§ **Task directions**: Find the string "Botón" in the data, then copy every line where it is found.

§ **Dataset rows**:
###

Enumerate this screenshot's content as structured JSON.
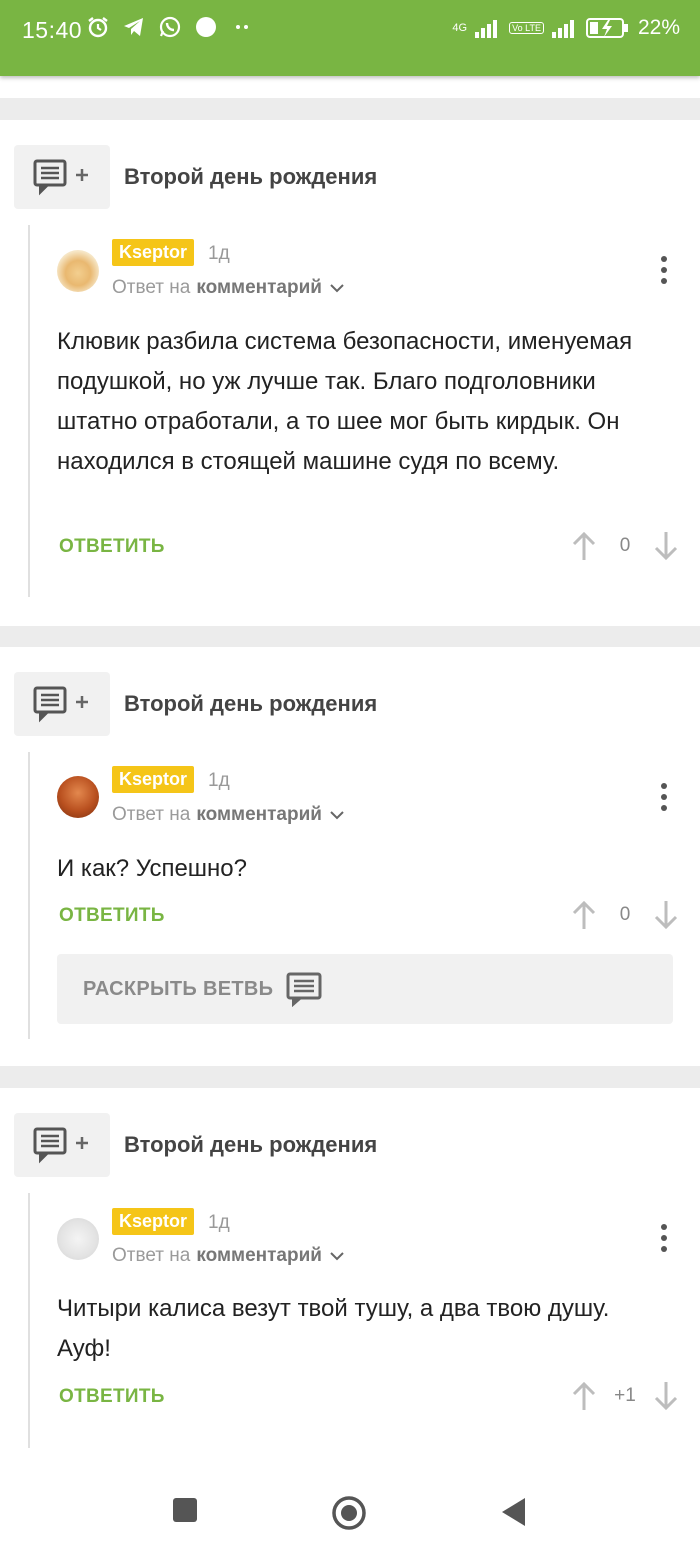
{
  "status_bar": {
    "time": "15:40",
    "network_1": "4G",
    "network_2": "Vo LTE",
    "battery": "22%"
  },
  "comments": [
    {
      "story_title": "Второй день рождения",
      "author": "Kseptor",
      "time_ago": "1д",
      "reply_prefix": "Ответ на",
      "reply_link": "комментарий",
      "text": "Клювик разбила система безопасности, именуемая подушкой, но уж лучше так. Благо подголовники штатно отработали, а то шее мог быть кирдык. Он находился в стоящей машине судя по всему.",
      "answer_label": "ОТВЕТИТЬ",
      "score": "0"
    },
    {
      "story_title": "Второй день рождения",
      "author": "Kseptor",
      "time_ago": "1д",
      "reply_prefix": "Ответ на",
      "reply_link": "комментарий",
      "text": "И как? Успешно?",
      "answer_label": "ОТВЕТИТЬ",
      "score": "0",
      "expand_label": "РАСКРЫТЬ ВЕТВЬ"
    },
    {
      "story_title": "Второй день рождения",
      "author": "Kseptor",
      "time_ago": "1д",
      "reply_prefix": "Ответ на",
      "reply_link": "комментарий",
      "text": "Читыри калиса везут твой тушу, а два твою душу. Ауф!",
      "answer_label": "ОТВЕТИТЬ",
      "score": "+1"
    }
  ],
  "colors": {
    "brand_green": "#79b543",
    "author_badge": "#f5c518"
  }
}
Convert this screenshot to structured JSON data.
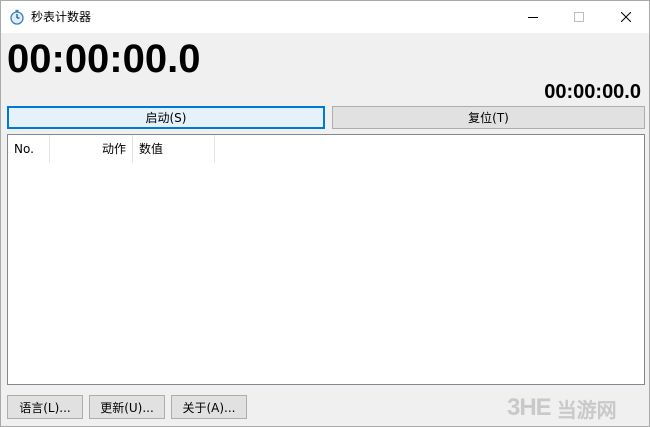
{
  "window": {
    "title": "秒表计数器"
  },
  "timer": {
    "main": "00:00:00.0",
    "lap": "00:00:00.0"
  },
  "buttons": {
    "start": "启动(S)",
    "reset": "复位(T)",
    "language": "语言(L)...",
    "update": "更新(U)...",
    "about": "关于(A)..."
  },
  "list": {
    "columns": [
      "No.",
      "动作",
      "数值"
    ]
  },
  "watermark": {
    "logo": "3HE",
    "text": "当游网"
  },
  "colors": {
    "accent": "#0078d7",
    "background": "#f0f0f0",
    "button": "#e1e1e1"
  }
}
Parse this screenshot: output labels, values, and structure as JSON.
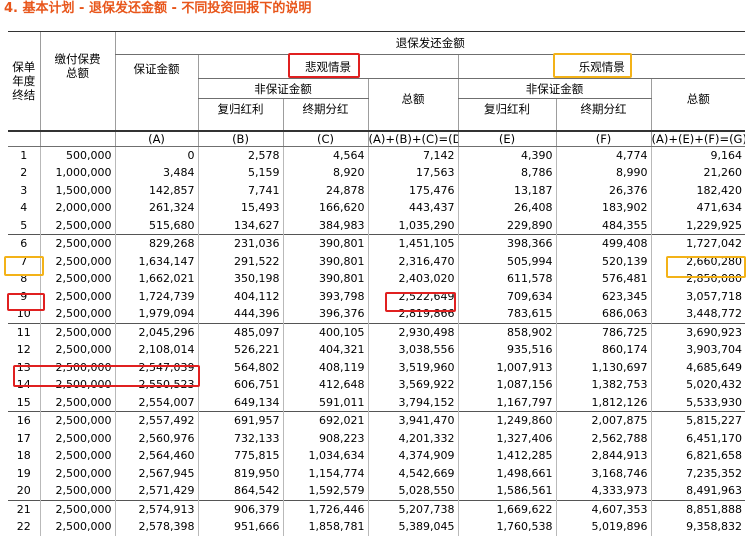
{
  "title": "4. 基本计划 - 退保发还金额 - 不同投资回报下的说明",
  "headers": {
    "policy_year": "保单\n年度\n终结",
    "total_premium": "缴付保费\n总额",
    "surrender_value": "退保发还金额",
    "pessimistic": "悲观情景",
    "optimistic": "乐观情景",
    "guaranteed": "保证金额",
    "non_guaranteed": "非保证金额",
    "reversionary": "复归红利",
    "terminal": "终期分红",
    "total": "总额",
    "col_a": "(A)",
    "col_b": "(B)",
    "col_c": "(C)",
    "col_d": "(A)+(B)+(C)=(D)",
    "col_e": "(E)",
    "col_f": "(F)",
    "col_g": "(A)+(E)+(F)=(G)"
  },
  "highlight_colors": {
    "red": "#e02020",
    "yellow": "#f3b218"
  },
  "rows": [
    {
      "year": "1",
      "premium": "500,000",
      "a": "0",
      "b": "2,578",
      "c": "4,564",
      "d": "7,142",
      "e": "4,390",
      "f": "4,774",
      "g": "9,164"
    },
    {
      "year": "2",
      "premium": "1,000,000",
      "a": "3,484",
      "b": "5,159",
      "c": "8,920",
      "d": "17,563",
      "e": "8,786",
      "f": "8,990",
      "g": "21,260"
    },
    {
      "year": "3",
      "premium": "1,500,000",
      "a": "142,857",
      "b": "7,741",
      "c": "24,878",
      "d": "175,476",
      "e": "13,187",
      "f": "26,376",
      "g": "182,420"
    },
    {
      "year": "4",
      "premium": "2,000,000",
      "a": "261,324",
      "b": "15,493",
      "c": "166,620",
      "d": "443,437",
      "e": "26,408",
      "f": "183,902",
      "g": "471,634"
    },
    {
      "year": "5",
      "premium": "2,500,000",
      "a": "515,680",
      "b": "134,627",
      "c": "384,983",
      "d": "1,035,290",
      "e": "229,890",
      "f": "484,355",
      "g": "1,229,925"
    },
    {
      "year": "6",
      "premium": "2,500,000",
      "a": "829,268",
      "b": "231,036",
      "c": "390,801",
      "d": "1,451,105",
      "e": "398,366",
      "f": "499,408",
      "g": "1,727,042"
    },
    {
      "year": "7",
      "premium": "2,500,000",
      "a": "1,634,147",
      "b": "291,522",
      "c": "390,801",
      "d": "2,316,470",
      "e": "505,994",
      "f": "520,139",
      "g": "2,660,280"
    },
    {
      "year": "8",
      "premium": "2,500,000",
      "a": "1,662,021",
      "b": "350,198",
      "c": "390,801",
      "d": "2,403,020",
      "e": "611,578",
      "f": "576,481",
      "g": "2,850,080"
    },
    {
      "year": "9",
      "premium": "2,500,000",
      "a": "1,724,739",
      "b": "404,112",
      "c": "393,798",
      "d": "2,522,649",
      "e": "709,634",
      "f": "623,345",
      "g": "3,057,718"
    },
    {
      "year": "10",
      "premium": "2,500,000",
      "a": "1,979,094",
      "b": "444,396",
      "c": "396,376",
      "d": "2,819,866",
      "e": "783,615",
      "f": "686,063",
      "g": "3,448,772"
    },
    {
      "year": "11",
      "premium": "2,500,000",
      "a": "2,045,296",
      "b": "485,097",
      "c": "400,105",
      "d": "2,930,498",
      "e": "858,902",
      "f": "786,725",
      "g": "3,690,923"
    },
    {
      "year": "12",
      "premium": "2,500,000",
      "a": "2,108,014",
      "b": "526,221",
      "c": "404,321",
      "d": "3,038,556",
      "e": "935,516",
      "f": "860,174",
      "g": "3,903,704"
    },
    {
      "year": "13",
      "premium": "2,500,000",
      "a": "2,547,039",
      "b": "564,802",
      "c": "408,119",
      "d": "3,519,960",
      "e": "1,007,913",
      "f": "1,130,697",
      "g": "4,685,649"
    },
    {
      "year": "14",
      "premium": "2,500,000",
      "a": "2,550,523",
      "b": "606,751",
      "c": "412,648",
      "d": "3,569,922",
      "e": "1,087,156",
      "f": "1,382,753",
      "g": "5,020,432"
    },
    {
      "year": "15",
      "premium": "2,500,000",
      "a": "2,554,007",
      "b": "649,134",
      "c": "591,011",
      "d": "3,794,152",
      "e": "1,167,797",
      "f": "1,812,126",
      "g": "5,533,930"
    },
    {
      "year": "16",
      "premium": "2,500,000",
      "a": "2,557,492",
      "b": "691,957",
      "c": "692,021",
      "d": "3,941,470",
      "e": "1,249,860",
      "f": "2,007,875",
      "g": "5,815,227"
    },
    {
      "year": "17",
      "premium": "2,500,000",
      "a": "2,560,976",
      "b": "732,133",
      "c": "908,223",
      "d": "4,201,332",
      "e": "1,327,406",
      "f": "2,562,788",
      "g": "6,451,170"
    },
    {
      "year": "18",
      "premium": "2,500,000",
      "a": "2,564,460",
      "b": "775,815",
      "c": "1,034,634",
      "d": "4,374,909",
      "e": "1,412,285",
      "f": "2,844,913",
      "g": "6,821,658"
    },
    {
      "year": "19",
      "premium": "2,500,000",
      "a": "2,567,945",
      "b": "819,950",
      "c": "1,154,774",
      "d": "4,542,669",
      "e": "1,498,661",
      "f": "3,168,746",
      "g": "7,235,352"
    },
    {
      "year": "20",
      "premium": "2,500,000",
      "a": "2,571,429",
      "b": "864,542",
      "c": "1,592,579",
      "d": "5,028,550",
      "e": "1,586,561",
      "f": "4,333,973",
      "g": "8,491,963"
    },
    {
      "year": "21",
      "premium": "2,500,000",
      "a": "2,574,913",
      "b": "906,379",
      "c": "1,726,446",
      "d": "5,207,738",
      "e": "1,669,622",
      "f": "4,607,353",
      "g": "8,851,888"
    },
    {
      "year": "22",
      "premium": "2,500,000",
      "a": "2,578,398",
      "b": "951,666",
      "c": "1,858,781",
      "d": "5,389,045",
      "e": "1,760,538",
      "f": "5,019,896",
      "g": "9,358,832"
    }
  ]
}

###

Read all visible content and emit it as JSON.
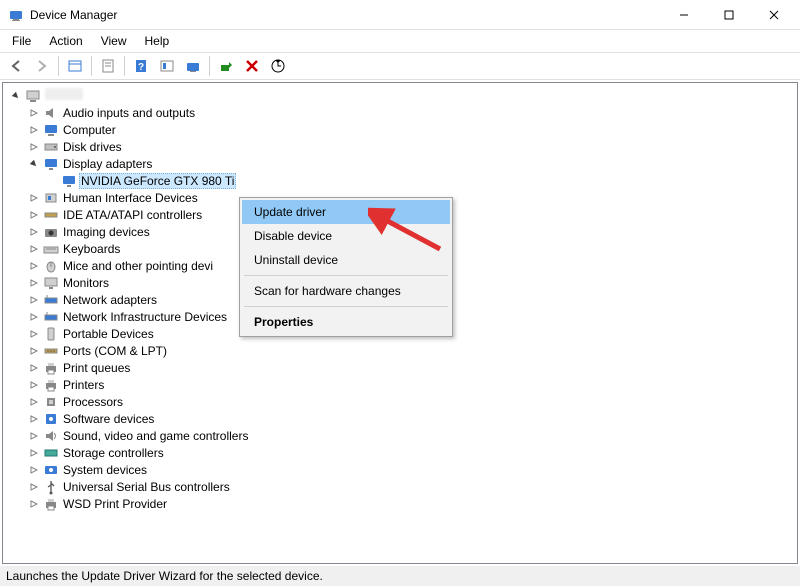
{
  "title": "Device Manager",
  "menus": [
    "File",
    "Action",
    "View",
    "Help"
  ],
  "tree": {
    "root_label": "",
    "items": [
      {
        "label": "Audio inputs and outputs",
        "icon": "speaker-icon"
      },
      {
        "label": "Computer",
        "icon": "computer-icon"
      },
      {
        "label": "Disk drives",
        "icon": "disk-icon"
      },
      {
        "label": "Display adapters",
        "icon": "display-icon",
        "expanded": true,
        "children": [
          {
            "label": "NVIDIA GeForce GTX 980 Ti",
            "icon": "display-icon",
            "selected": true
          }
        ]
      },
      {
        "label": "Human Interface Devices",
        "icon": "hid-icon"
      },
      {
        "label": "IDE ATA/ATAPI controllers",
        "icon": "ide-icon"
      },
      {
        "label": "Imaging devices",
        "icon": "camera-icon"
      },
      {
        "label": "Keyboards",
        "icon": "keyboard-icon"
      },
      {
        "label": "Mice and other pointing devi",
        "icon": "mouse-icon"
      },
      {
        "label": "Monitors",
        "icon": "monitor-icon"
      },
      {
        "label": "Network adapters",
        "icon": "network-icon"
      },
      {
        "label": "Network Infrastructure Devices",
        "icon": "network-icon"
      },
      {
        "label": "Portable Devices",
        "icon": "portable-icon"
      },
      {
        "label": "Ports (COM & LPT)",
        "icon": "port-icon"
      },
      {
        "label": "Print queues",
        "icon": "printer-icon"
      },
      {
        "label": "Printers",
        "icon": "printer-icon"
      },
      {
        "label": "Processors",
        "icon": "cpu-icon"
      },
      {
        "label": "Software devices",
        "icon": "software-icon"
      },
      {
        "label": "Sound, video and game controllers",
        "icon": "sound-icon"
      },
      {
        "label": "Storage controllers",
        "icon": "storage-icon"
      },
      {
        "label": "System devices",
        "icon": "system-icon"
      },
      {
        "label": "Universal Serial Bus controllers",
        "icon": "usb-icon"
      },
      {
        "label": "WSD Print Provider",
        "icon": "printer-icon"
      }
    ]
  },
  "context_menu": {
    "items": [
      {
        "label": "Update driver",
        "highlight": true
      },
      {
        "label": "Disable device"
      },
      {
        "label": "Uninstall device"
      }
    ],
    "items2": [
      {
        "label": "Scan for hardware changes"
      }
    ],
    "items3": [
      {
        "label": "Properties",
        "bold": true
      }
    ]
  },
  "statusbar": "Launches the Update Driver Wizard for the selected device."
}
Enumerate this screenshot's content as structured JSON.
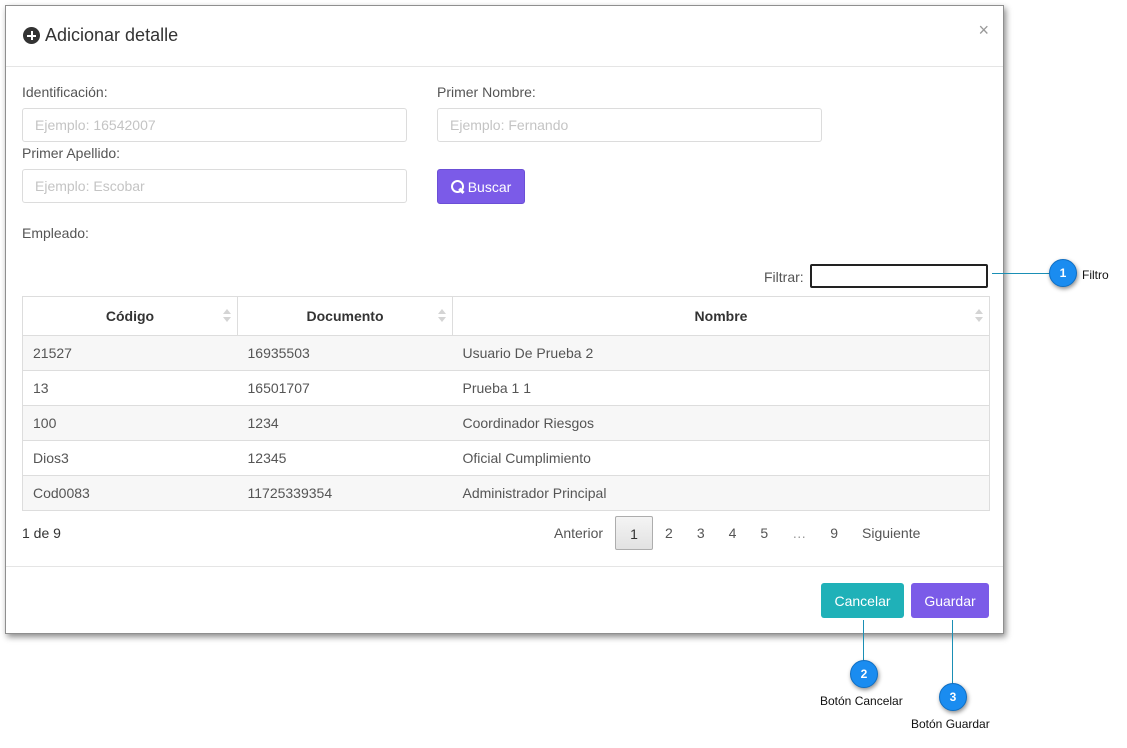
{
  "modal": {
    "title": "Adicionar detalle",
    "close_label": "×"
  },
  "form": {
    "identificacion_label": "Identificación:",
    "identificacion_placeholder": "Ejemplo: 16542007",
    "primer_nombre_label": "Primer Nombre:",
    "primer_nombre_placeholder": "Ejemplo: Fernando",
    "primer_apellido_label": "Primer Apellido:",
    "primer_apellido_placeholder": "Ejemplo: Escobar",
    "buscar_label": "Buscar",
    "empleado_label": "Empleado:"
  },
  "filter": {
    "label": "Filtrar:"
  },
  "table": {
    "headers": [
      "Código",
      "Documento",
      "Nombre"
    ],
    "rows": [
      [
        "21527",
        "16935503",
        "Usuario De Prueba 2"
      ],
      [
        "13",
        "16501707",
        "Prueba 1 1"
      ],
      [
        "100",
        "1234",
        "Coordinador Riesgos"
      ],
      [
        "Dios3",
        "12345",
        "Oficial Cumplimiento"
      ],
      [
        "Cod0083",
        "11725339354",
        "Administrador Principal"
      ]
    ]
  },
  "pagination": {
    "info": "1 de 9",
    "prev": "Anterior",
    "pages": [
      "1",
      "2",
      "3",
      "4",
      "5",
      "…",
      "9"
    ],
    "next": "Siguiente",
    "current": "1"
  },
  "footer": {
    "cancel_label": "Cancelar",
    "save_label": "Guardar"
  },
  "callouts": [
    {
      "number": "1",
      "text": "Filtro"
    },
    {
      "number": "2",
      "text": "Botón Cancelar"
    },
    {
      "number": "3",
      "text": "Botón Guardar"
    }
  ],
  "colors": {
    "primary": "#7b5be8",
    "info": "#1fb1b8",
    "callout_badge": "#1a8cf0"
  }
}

###

§ **Exercise output**:
      "text": "Botón Cancelar"
      "text": "Botón Guardar"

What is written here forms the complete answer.